__AUFGABEN UND ÜBUNGEN__:
1: Wie oft trifft sich laut dem Bericht über die Waldläufer-Gruppe die Gruppe am Sendelbacher Romberg?
2: Setze den Bericht über die Waldläufer-Gruppe im Anschluss an seinen letzten Satz fort.

__SEITENTEXT__:
-------------------------
„Mir hat gefallen, einen Baum zu umarmen“, sagt Ida. Die zehn Kinder der neuen Waldläufer-Gruppe in Lohr, die sich seit Juni alle vier Wochen am Sendelbacher Romberg treffen, sitzen an einem Samstagnachmittag um ihre Feuerstelle. Die Reflexionsrunde, in der die Jungen und Mädchen zwischen sechs und zwölf Jahren am Ende des Tages zusammensitzen und über ihre Eindrücke berichten, gehört zum festen Ritual. Finnja hat den Redestab in der Hand und ist als nächste an der Reihe. „Trotz des Regens haben wir das Feuer anbekommen“, verkündet sie stolz. Auf seinen heute fertig geschnitzten Stock verweist anschließend der achtjährige Andreas: „Darüber bin ich glücklich.“
Natalie Melchior ist die Leiterin der Gruppe. Sie hört zu, ermutigt und gibt Anregungen, wenn einer ihrer jungen Teilnehmer mit etwas unzufrieden war. Die Wildnispädagogin ist mit dem bisherigen Verlauf der Treffen sehr zufrieden. Die Gruppe habe sich gefunden und harmoniere mittlerweile gut, erklärt sie. Ein gutes halbes Dutzend Mal haben sich die Waldläufer bisher im Sendelbacher Wald auf dem Gelände des Waldkindergartens getroffen. „Der Kern der Teilnehmer ist stabil geblieben“, freut sich Melchior.
-------------------------
__MATERIALAUSZÜGE__:
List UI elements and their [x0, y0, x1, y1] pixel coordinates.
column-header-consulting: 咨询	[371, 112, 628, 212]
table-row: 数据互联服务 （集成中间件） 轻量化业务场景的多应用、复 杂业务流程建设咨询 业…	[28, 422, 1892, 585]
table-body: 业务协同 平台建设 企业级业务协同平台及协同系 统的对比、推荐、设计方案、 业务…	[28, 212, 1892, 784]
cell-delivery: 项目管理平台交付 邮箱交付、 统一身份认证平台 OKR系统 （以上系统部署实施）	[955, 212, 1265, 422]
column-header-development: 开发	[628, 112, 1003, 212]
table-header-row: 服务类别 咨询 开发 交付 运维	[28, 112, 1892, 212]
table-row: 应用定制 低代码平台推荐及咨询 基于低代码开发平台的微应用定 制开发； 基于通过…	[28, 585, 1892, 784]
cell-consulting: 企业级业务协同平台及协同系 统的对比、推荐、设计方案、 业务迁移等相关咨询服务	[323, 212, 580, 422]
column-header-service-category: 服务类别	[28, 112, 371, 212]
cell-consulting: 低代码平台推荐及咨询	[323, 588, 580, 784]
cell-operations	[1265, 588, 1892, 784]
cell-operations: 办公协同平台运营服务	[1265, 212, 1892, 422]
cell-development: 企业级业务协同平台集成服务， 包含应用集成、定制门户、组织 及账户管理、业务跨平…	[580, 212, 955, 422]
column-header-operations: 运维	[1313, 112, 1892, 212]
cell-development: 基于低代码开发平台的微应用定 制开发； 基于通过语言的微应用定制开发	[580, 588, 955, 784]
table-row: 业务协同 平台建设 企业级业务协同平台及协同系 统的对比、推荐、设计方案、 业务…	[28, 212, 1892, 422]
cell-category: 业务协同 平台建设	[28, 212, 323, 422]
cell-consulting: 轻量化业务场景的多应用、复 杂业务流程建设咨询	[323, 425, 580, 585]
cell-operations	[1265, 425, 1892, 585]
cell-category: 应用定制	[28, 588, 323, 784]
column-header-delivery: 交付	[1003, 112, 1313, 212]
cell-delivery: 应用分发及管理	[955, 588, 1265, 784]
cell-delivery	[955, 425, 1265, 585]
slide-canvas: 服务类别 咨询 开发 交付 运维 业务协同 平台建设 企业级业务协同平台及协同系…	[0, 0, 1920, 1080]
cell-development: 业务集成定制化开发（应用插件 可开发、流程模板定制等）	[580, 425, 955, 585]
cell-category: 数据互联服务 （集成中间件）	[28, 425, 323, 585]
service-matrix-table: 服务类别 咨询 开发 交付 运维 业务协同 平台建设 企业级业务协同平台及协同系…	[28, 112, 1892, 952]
-------------------------
__LÖSUNGEN__:
1: Alle vier Wochen, seit Juni.

2:
Vielseitig aktiv
Mit Geduld hat sie gemeinsam mit dem Initiator der Waldläufer-Gruppen, Nick de Rijke aus Würzburg, die Kinder für Natur und Umwelt begeistern können. „Am Anfang wollten die Kids noch nicht so richtig mitziehen“, erinnert sie sich. „Wenn es darum ging, Feuerholz zu sammeln, stand ich alleine da“ lacht die 39-jährige. Die Teamarbeit aber sei von Woche zu Woche besser geworden: „Die Kinder erkennen mittlerweile ihre Stärken und setzen sie ein.“ Dies ist beim abschließenden Lagerfeuer, dem Höhepunkt des Tages, ersichtlich. Die Jungen sammeln Feuerholz, die Mädchen bereiten das Grillgut vor. Heute gibt es Grillwürste und Kartoffeln, manchmal auch Bananen und Marshmallows.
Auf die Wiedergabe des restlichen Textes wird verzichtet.